#### [DATA TO USE]

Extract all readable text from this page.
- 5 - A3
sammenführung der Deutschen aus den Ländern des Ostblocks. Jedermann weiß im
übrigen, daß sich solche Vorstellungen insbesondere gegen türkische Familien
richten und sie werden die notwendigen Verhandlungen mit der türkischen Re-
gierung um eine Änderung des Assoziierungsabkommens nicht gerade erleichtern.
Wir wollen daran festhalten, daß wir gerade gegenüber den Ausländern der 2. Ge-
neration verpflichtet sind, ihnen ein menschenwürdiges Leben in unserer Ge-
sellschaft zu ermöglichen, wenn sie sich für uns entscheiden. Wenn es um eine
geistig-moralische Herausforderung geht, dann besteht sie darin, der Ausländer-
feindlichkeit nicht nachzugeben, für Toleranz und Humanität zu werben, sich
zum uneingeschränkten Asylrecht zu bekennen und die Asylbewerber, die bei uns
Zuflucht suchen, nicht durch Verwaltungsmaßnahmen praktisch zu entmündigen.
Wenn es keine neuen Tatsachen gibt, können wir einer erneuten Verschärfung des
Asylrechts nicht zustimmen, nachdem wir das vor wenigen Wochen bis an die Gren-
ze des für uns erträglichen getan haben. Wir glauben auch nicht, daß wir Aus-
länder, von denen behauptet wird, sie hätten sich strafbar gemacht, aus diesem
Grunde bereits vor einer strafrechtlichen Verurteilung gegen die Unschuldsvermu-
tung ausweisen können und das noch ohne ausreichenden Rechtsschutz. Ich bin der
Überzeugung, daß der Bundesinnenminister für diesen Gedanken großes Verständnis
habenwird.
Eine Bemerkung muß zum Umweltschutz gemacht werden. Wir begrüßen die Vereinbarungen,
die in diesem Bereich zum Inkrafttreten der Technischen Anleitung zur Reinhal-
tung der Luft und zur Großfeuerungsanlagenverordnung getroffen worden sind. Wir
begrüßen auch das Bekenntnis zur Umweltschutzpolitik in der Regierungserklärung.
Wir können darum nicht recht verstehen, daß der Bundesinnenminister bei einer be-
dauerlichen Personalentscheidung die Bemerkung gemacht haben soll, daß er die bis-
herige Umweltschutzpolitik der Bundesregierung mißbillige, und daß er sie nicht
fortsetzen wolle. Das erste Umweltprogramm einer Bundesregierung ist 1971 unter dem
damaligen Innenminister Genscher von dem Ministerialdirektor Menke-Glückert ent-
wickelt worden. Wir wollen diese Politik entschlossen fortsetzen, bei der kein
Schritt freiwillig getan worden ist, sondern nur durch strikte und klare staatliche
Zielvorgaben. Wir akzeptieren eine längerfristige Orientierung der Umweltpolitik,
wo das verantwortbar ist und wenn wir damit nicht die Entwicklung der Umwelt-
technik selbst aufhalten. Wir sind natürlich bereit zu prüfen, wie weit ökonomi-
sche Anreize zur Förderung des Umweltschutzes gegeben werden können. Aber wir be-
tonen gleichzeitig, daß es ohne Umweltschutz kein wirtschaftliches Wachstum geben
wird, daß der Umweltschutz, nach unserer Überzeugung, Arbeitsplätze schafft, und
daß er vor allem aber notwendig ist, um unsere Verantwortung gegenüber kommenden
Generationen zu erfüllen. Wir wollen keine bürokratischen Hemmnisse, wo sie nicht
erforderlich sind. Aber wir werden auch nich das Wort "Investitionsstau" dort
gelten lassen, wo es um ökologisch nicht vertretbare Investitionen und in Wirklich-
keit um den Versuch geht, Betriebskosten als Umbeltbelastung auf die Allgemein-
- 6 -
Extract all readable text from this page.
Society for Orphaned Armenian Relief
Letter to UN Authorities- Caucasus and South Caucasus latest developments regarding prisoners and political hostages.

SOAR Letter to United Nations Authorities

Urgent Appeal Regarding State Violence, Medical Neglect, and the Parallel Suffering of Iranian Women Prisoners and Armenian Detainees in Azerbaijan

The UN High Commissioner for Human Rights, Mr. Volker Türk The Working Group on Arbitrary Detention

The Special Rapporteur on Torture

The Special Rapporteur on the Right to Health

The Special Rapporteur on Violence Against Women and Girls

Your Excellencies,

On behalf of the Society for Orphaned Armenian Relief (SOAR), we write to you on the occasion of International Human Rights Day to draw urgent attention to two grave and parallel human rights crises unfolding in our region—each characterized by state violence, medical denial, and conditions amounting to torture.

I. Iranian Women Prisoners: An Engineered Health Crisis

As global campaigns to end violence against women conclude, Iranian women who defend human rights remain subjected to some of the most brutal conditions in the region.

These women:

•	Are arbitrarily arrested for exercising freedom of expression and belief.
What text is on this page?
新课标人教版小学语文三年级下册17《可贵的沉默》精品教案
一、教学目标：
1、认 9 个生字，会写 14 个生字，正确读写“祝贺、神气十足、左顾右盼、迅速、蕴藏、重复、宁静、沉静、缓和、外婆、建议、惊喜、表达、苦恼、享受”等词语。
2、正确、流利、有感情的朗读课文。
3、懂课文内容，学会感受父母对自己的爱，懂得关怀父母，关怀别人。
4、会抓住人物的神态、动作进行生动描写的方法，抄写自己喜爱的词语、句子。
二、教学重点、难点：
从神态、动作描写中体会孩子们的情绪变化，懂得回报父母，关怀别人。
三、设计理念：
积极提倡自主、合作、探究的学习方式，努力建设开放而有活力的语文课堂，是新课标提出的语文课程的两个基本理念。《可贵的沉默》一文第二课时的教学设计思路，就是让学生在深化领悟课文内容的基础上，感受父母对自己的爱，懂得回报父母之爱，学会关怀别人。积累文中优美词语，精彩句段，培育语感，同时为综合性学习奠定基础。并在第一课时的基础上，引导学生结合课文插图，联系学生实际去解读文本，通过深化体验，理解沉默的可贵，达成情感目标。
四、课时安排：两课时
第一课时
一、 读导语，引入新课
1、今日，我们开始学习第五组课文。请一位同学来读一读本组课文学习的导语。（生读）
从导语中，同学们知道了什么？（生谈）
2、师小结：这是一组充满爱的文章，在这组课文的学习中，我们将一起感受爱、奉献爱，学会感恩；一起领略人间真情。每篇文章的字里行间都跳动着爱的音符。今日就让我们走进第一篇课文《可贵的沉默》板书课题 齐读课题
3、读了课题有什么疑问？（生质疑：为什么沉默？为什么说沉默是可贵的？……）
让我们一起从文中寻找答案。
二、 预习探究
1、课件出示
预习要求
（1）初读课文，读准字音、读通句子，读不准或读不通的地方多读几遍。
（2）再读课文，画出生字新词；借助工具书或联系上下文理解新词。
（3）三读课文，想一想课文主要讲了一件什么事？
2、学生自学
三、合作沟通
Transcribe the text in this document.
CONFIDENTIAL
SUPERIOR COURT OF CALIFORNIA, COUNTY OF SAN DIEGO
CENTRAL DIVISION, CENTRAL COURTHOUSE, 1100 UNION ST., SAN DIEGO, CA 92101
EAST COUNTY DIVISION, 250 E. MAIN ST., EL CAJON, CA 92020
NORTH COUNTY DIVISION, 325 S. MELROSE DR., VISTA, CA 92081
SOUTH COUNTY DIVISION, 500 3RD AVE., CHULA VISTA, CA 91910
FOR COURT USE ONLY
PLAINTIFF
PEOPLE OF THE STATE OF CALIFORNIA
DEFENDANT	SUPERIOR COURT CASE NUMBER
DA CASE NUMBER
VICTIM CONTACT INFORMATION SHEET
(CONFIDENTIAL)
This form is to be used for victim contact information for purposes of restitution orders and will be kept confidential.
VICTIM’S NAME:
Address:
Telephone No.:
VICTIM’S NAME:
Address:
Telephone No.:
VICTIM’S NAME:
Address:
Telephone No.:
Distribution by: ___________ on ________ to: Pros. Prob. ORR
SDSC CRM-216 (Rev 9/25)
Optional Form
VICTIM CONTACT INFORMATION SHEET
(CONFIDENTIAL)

#### [INSTRUCTIONS TO FOLLOW]
Exactly reproduce all of the entries above.

#### [EXERCISE RESPONSE]
Extract all readable text from this page.
- 5 - A3
sammenführung der Deutschen aus den Ländern des Ostblocks. Jedermann weiß im
übrigen, daß sich solche Vorstellungen insbesondere gegen türkische Familien
richten und sie werden die notwendigen Verhandlungen mit der türkischen Re-
gierung um eine Änderung des Assoziierungsabkommens nicht gerade erleichtern.
Wir wollen daran festhalten, daß wir gerade gegenüber den Ausländern der 2. Ge-
neration verpflichtet sind, ihnen ein menschenwürdiges Leben in unserer Ge-
sellschaft zu ermöglichen, wenn sie sich für uns entscheiden. Wenn es um eine
geistig-moralische Herausforderung geht, dann besteht sie darin, der Ausländer-
feindlichkeit nicht nachzugeben, für Toleranz und Humanität zu werben, sich
zum uneingeschränkten Asylrecht zu bekennen und die Asylbewerber, die bei uns
Zuflucht suchen, nicht durch Verwaltungsmaßnahmen praktisch zu entmündigen.
Wenn es keine neuen Tatsachen gibt, können wir einer erneuten Verschärfung des
Asylrechts nicht zustimmen, nachdem wir das vor wenigen Wochen bis an die Gren-
ze des für uns erträglichen getan haben. Wir glauben auch nicht, daß wir Aus-
länder, von denen behauptet wird, sie hätten sich strafbar gemacht, aus diesem
Grunde bereits vor einer strafrechtlichen Verurteilung gegen die Unschuldsvermu-
tung ausweisen können und das noch ohne ausreichenden Rechtsschutz. Ich bin der
Überzeugung, daß der Bundesinnenminister für diesen Gedanken großes Verständnis
habenwird.
Eine Bemerkung muß zum Umweltschutz gemacht werden. Wir begrüßen die Vereinbarungen,
die in diesem Bereich zum Inkrafttreten der Technischen Anleitung zur Reinhal-
tung der Luft und zur Großfeuerungsanlagenverordnung getroffen worden sind. Wir
begrüßen auch das Bekenntnis zur Umweltschutzpolitik in der Regierungserklärung.
Wir können darum nicht recht verstehen, daß der Bundesinnenminister bei einer be-
dauerlichen Personalentscheidung die Bemerkung gemacht haben soll, daß er die bis-
herige Umweltschutzpolitik der Bundesregierung mißbillige, und daß er sie nicht
fortsetzen wolle. Das erste Umweltprogramm einer Bundesregierung ist 1971 unter dem
damaligen Innenminister Genscher von dem Ministerialdirektor Menke-Glückert ent-
wickelt worden. Wir wollen diese Politik entschlossen fortsetzen, bei der kein
Schritt freiwillig getan worden ist, sondern nur durch strikte und klare staatliche
Zielvorgaben. Wir akzeptieren eine längerfristige Orientierung der Umweltpolitik,
wo das verantwortbar ist und wenn wir damit nicht die Entwicklung der Umwelt-
technik selbst aufhalten. Wir sind natürlich bereit zu prüfen, wie weit ökonomi-
sche Anreize zur Förderung des Umweltschutzes gegeben werden können. Aber wir be-
tonen gleichzeitig, daß es ohne Umweltschutz kein wirtschaftliches Wachstum geben
wird, daß der Umweltschutz, nach unserer Überzeugung, Arbeitsplätze schafft, und
daß er vor allem aber notwendig ist, um unsere Verantwortung gegenüber kommenden
Generationen zu erfüllen. Wir wollen keine bürokratischen Hemmnisse, wo sie nicht
erforderlich sind. Aber wir werden auch nich das Wort "Investitionsstau" dort
gelten lassen, wo es um ökologisch nicht vertretbare Investitionen und in Wirklich-
keit um den Versuch geht, Betriebskosten als Umbeltbelastung auf die Allgemein-
- 6 -
Extract all readable text from this page.
Society for Orphaned Armenian Relief
Letter to UN Authorities- Caucasus and South Caucasus latest developments regarding prisoners and political hostages.

SOAR Letter to United Nations Authorities

Urgent Appeal Regarding State Violence, Medical Neglect, and the Parallel Suffering of Iranian Women Prisoners and Armenian Detainees in Azerbaijan

The UN High Commissioner for Human Rights, Mr. Volker Türk The Working Group on Arbitrary Detention

The Special Rapporteur on Torture

The Special Rapporteur on the Right to Health

The Special Rapporteur on Violence Against Women and Girls

Your Excellencies,

On behalf of the Society for Orphaned Armenian Relief (SOAR), we write to you on the occasion of International Human Rights Day to draw urgent attention to two grave and parallel human rights crises unfolding in our region—each characterized by state violence, medical denial, and conditions amounting to torture.

I. Iranian Women Prisoners: An Engineered Health Crisis

As global campaigns to end violence against women conclude, Iranian women who defend human rights remain subjected to some of the most brutal conditions in the region.

These women:

•	Are arbitrarily arrested for exercising freedom of expression and belief.
What text is on this page?
新课标人教版小学语文三年级下册17《可贵的沉默》精品教案
一、教学目标：
1、认 9 个生字，会写 14 个生字，正确读写“祝贺、神气十足、左顾右盼、迅速、蕴藏、重复、宁静、沉静、缓和、外婆、建议、惊喜、表达、苦恼、享受”等词语。
2、正确、流利、有感情的朗读课文。
3、懂课文内容，学会感受父母对自己的爱，懂得关怀父母，关怀别人。
4、会抓住人物的神态、动作进行生动描写的方法，抄写自己喜爱的词语、句子。
二、教学重点、难点：
从神态、动作描写中体会孩子们的情绪变化，懂得回报父母，关怀别人。
三、设计理念：
积极提倡自主、合作、探究的学习方式，努力建设开放而有活力的语文课堂，是新课标提出的语文课程的两个基本理念。《可贵的沉默》一文第二课时的教学设计思路，就是让学生在深化领悟课文内容的基础上，感受父母对自己的爱，懂得回报父母之爱，学会关怀别人。积累文中优美词语，精彩句段，培育语感，同时为综合性学习奠定基础。并在第一课时的基础上，引导学生结合课文插图，联系学生实际去解读文本，通过深化体验，理解沉默的可贵，达成情感目标。
四、课时安排：两课时
第一课时
一、 读导语，引入新课
1、今日，我们开始学习第五组课文。请一位同学来读一读本组课文学习的导语。（生读）
从导语中，同学们知道了什么？（生谈）
2、师小结：这是一组充满爱的文章，在这组课文的学习中，我们将一起感受爱、奉献爱，学会感恩；一起领略人间真情。每篇文章的字里行间都跳动着爱的音符。今日就让我们走进第一篇课文《可贵的沉默》板书课题 齐读课题
3、读了课题有什么疑问？（生质疑：为什么沉默？为什么说沉默是可贵的？……）
让我们一起从文中寻找答案。
二、 预习探究
1、课件出示
预习要求
（1）初读课文，读准字音、读通句子，读不准或读不通的地方多读几遍。
（2）再读课文，画出生字新词；借助工具书或联系上下文理解新词。
（3）三读课文，想一想课文主要讲了一件什么事？
2、学生自学
三、合作沟通
Transcribe the text in this document.
CONFIDENTIAL
SUPERIOR COURT OF CALIFORNIA, COUNTY OF SAN DIEGO
CENTRAL DIVISION, CENTRAL COURTHOUSE, 1100 UNION ST., SAN DIEGO, CA 92101
EAST COUNTY DIVISION, 250 E. MAIN ST., EL CAJON, CA 92020
NORTH COUNTY DIVISION, 325 S. MELROSE DR., VISTA, CA 92081
SOUTH COUNTY DIVISION, 500 3RD AVE., CHULA VISTA, CA 91910
FOR COURT USE ONLY
PLAINTIFF
PEOPLE OF THE STATE OF CALIFORNIA
DEFENDANT	SUPERIOR COURT CASE NUMBER
DA CASE NUMBER
VICTIM CONTACT INFORMATION SHEET
(CONFIDENTIAL)
This form is to be used for victim contact information for purposes of restitution orders and will be kept confidential.
VICTIM’S NAME:
Address:
Telephone No.:
VICTIM’S NAME:
Address:
Telephone No.:
VICTIM’S NAME:
Address:
Telephone No.:
Distribution by: ___________ on ________ to: Pros. Prob. ORR
SDSC CRM-216 (Rev 9/25)
Optional Form
VICTIM CONTACT INFORMATION SHEET
(CONFIDENTIAL)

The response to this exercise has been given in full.